What you should do: Edit the entries from the line with "Identify all the" to the line with "page-title: Erweiterte Einstellungen" by replacing "toggle-knob" with "switch-knob", leaving everything else unchanged, and give only those lines.
☆ ☆ ☆ ☆ ☆ ☆ ☆
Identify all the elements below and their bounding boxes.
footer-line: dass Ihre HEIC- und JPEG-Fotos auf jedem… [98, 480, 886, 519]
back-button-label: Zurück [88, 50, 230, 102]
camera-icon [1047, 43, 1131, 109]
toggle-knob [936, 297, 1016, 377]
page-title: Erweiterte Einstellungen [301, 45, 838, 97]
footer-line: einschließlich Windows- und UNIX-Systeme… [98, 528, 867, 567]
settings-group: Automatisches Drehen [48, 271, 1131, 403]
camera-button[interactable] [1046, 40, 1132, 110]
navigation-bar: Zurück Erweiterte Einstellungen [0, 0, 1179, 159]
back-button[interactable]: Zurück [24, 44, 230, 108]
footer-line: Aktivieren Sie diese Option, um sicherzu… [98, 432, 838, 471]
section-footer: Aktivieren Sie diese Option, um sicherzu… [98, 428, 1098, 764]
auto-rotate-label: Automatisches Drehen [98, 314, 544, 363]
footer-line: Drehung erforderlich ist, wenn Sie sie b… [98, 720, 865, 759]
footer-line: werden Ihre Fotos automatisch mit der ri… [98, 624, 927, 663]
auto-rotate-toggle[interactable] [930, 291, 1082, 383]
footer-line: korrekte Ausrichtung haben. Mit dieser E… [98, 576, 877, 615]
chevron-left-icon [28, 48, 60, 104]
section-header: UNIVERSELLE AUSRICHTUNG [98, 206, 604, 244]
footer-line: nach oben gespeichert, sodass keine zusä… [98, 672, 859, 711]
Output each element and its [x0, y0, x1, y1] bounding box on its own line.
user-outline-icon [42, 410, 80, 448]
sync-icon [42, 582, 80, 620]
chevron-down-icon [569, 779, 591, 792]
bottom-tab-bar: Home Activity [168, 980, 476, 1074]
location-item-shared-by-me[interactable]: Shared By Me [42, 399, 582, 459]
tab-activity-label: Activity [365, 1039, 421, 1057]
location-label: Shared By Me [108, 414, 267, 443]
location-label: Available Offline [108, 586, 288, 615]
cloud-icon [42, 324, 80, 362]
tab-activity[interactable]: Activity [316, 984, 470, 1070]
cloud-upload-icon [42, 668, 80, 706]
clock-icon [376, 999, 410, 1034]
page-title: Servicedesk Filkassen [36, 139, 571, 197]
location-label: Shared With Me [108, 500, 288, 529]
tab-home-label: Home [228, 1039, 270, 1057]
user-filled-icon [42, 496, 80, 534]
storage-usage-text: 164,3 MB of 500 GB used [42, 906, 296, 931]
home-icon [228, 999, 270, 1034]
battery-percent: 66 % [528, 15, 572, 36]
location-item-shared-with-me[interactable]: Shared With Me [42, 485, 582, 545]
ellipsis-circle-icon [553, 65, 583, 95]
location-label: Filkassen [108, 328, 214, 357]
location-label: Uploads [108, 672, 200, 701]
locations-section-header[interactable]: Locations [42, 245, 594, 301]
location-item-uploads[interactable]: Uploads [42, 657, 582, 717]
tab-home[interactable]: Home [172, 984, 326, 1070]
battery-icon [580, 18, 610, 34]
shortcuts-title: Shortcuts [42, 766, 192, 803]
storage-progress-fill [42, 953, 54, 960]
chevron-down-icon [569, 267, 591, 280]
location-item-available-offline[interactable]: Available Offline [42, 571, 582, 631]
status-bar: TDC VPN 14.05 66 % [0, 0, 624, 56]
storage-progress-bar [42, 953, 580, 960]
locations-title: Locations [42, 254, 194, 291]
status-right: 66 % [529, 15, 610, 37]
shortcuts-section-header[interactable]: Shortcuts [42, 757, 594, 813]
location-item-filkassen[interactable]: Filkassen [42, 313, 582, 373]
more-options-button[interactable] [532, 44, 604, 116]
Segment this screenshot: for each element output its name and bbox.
☆ ☆ ☆ ☆ ☆ ☆ ☆
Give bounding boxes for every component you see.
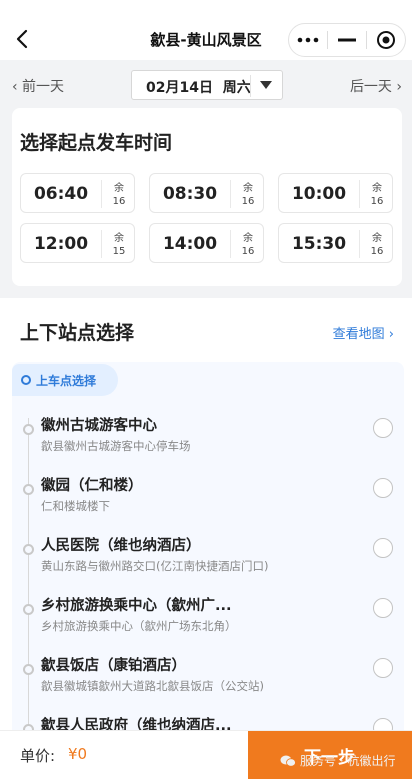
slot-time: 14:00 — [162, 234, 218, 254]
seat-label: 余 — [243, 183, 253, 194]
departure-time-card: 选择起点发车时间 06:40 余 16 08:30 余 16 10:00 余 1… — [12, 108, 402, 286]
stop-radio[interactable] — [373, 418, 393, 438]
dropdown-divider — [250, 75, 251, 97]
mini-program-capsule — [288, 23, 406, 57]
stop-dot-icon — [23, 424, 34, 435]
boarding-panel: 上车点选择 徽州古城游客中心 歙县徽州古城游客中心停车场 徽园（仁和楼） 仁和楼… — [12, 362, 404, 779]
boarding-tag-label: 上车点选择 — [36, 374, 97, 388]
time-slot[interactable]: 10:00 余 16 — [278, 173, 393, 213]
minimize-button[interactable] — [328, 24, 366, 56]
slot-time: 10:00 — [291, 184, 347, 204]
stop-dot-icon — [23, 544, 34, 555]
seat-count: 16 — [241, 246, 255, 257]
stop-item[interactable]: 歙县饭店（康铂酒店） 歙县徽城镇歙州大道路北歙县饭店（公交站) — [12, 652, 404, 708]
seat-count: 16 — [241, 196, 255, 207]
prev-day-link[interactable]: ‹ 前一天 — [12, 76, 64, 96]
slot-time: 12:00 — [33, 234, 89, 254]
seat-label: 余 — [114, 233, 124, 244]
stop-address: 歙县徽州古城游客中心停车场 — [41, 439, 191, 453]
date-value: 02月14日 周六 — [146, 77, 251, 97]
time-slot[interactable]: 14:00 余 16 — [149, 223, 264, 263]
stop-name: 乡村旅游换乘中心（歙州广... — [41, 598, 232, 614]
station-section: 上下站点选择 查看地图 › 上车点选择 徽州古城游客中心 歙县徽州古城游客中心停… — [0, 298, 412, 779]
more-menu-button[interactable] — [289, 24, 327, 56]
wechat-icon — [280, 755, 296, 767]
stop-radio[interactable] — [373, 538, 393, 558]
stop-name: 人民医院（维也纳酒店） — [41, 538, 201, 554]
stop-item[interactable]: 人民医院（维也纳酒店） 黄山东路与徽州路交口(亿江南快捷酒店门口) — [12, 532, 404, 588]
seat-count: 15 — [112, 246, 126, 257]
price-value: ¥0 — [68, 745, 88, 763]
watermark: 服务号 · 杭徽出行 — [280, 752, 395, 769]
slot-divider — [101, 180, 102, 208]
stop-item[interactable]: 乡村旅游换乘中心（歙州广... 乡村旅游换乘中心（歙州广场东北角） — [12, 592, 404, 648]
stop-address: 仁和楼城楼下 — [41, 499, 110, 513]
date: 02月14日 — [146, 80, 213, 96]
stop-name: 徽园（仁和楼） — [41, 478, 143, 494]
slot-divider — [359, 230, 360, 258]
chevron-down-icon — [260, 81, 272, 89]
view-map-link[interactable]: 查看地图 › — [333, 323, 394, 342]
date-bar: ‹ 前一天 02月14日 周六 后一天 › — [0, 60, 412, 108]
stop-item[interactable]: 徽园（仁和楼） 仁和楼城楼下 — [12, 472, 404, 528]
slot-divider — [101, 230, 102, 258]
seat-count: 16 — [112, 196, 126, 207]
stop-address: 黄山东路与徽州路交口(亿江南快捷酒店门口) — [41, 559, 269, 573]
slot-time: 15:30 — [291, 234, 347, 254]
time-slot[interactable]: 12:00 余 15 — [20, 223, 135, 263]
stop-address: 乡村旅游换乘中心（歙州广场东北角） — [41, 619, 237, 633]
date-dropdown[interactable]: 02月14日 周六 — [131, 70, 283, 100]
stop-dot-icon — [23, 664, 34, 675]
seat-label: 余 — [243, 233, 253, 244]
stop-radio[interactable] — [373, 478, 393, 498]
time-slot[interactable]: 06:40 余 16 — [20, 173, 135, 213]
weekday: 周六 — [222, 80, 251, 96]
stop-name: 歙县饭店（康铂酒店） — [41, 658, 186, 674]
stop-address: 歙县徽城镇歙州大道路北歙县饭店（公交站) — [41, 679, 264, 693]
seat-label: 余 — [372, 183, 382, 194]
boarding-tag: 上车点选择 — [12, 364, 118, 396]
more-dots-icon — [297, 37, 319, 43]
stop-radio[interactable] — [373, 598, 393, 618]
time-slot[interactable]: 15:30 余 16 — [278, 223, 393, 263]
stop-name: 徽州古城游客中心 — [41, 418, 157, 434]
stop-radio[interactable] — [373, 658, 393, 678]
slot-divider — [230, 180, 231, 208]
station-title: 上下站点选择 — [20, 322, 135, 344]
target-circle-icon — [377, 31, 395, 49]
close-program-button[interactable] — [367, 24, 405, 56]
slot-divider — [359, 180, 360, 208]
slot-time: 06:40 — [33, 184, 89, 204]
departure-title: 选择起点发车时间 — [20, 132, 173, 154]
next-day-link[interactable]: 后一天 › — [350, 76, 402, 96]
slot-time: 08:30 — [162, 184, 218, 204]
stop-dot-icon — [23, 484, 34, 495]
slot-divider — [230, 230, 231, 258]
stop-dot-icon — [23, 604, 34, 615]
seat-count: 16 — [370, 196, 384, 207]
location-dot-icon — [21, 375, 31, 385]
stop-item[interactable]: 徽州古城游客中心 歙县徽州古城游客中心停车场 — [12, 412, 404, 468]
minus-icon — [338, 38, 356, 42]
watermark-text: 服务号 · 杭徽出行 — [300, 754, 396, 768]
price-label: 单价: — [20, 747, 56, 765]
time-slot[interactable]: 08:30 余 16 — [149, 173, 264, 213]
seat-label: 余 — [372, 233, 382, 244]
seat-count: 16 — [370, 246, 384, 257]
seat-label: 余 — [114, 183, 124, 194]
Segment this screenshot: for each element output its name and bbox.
☆ ☆ ☆ ☆ ☆ ☆ ☆
Response to the exercise:
Identify all the elements below and their bounding boxes.
footer-line: dass Ihre HEIC- und JPEG-Fotos auf jedem… [98, 480, 886, 519]
back-button-label: Zurück [88, 50, 230, 102]
camera-icon [1047, 43, 1131, 109]
switch-knob [936, 297, 1016, 377]
page-title: Erweiterte Einstellungen [301, 45, 838, 97]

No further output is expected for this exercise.